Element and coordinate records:
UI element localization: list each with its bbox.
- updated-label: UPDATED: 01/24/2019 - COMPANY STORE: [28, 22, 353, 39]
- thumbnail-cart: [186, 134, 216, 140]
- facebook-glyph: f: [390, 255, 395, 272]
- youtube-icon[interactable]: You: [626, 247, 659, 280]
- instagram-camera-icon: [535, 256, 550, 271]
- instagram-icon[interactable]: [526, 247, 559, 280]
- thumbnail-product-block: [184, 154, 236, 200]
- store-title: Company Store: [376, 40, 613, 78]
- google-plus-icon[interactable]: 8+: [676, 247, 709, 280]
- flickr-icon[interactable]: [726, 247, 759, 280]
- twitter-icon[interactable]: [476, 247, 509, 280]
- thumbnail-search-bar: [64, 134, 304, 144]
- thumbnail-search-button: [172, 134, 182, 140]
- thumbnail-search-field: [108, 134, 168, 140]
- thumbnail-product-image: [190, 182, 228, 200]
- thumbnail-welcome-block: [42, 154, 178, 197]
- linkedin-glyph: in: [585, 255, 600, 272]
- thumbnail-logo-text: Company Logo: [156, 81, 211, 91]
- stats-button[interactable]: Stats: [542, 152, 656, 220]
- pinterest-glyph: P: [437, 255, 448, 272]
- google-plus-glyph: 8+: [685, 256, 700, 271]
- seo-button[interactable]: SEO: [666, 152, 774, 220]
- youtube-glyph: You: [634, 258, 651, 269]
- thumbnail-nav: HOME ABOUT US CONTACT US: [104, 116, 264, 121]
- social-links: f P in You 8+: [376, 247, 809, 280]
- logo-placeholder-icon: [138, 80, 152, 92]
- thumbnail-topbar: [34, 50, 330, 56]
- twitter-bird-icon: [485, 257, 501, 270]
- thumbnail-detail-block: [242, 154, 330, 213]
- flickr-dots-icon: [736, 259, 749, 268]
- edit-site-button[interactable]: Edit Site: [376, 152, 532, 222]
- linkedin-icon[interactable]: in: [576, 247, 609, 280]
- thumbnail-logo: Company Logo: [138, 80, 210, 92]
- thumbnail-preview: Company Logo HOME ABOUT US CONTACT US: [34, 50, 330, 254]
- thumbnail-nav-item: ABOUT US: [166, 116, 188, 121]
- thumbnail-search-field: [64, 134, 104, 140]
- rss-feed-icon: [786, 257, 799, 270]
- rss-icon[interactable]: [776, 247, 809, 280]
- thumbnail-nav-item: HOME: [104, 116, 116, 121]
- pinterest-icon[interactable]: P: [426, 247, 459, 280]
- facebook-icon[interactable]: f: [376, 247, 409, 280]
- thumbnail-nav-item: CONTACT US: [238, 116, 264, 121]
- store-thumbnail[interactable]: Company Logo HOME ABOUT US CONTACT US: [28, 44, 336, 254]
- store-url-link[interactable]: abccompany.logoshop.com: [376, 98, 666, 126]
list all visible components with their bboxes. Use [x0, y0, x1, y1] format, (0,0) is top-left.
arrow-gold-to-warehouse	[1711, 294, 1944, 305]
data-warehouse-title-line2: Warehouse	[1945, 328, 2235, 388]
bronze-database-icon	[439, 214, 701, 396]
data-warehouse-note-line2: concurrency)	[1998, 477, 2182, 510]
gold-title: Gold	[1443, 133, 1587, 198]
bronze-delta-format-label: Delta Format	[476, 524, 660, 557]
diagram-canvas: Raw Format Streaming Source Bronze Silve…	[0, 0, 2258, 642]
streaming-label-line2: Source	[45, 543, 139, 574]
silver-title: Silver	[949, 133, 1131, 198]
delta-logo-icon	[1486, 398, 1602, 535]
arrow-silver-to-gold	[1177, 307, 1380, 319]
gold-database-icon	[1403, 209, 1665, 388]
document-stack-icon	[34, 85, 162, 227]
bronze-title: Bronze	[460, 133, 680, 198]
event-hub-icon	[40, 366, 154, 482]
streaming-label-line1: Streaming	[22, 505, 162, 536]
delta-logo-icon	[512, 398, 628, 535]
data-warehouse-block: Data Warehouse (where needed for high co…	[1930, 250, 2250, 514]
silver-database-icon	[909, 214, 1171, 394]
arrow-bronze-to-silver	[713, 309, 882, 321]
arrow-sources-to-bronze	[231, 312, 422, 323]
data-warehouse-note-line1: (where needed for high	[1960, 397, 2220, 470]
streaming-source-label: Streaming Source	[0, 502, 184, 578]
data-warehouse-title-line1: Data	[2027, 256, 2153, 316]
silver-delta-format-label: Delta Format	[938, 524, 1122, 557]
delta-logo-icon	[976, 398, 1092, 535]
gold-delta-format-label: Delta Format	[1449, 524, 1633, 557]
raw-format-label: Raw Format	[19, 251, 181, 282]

Aim: Arrange every line of the entries above as a numbered list, omitting any blank lines.

Finished answer:
1. UI element localization: list each with its bbox.
2. - updated-label: UPDATED: 01/24/2019 - COMPANY STORE: [28, 22, 353, 39]
3. - thumbnail-cart: [186, 134, 216, 140]
4. - facebook-glyph: f: [390, 255, 395, 272]
5. - youtube-icon[interactable]: You: [626, 247, 659, 280]
6. - instagram-camera-icon: [535, 256, 550, 271]
7. - instagram-icon[interactable]: [526, 247, 559, 280]
8. - thumbnail-product-block: [184, 154, 236, 200]
9. - store-title: Company Store: [376, 40, 613, 78]
10. - google-plus-icon[interactable]: 8+: [676, 247, 709, 280]
11. - flickr-icon[interactable]: [726, 247, 759, 280]
12. - twitter-icon[interactable]: [476, 247, 509, 280]
13. - thumbnail-search-bar: [64, 134, 304, 144]
14. - thumbnail-search-button: [172, 134, 182, 140]
15. - thumbnail-search-field: [108, 134, 168, 140]
16. - thumbnail-product-image: [190, 182, 228, 200]
17. - thumbnail-welcome-block: [42, 154, 178, 197]
18. - linkedin-glyph: in: [585, 255, 600, 272]
19. - thumbnail-logo-text: Company Logo: [156, 81, 211, 91]
20. - stats-button[interactable]: Stats: [542, 152, 656, 220]
21. - pinterest-glyph: P: [437, 255, 448, 272]
22. - google-plus-glyph: 8+: [685, 256, 700, 271]
23. - seo-button[interactable]: SEO: [666, 152, 774, 220]
24. - youtube-glyph: You: [634, 258, 651, 269]
25. - thumbnail-nav: HOME ABOUT US CONTACT US: [104, 116, 264, 121]
26. - social-links: f P in You 8+: [376, 247, 809, 280]
27. - logo-placeholder-icon: [138, 80, 152, 92]
28. - thumbnail-topbar: [34, 50, 330, 56]
29. - twitter-bird-icon: [485, 257, 501, 270]
30. - thumbnail-detail-block: [242, 154, 330, 213]
31. - flickr-dots-icon: [736, 259, 749, 268]
32. - edit-site-button[interactable]: Edit Site: [376, 152, 532, 222]
33. - linkedin-icon[interactable]: in: [576, 247, 609, 280]
34. - thumbnail-logo: Company Logo: [138, 80, 210, 92]
35. - thumbnail-preview: Company Logo HOME ABOUT US CONTACT US: [34, 50, 330, 254]
36. - thumbnail-nav-item: ABOUT US: [166, 116, 188, 121]
37. - thumbnail-search-field: [64, 134, 104, 140]
38. - rss-feed-icon: [786, 257, 799, 270]
39. - rss-icon[interactable]: [776, 247, 809, 280]
40. - thumbnail-nav-item: HOME: [104, 116, 116, 121]
41. - pinterest-icon[interactable]: P: [426, 247, 459, 280]
42. - facebook-icon[interactable]: f: [376, 247, 409, 280]
43. - thumbnail-nav-item: CONTACT US: [238, 116, 264, 121]
44. - store-thumbnail[interactable]: Company Logo HOME ABOUT US CONTACT US: [28, 44, 336, 254]
45. - store-url-link[interactable]: abccompany.logoshop.com: [376, 98, 666, 126]
46. list all visible components with their bboxes. Use [x0, y0, x1, y1] format, (0,0) is top-left.
47. arrow-gold-to-warehouse	[1711, 294, 1944, 305]
48. data-warehouse-title-line2: Warehouse	[1945, 328, 2235, 388]
49. bronze-database-icon	[439, 214, 701, 396]
50. data-warehouse-note-line2: concurrency)	[1998, 477, 2182, 510]
51. gold-title: Gold	[1443, 133, 1587, 198]
52. bronze-delta-format-label: Delta Format	[476, 524, 660, 557]
53. diagram-canvas: Raw Format Streaming Source Bronze Silve…	[0, 0, 2258, 642]
54. streaming-label-line2: Source	[45, 543, 139, 574]
55. silver-title: Silver	[949, 133, 1131, 198]
56. delta-logo-icon	[1486, 398, 1602, 535]
57. arrow-silver-to-gold	[1177, 307, 1380, 319]
58. gold-database-icon	[1403, 209, 1665, 388]
59. document-stack-icon	[34, 85, 162, 227]
60. bronze-title: Bronze	[460, 133, 680, 198]
61. event-hub-icon	[40, 366, 154, 482]
62. streaming-label-line1: Streaming	[22, 505, 162, 536]
63. delta-logo-icon	[512, 398, 628, 535]
64. data-warehouse-block: Data Warehouse (where needed for high co…	[1930, 250, 2250, 514]
65. silver-database-icon	[909, 214, 1171, 394]
66. arrow-bronze-to-silver	[713, 309, 882, 321]
67. arrow-sources-to-bronze	[231, 312, 422, 323]
68. data-warehouse-note-line1: (where needed for high	[1960, 397, 2220, 470]
69. streaming-source-label: Streaming Source	[0, 502, 184, 578]
70. data-warehouse-title-line1: Data	[2027, 256, 2153, 316]
71. silver-delta-format-label: Delta Format	[938, 524, 1122, 557]
72. delta-logo-icon	[976, 398, 1092, 535]
73. gold-delta-format-label: Delta Format	[1449, 524, 1633, 557]
74. raw-format-label: Raw Format	[19, 251, 181, 282]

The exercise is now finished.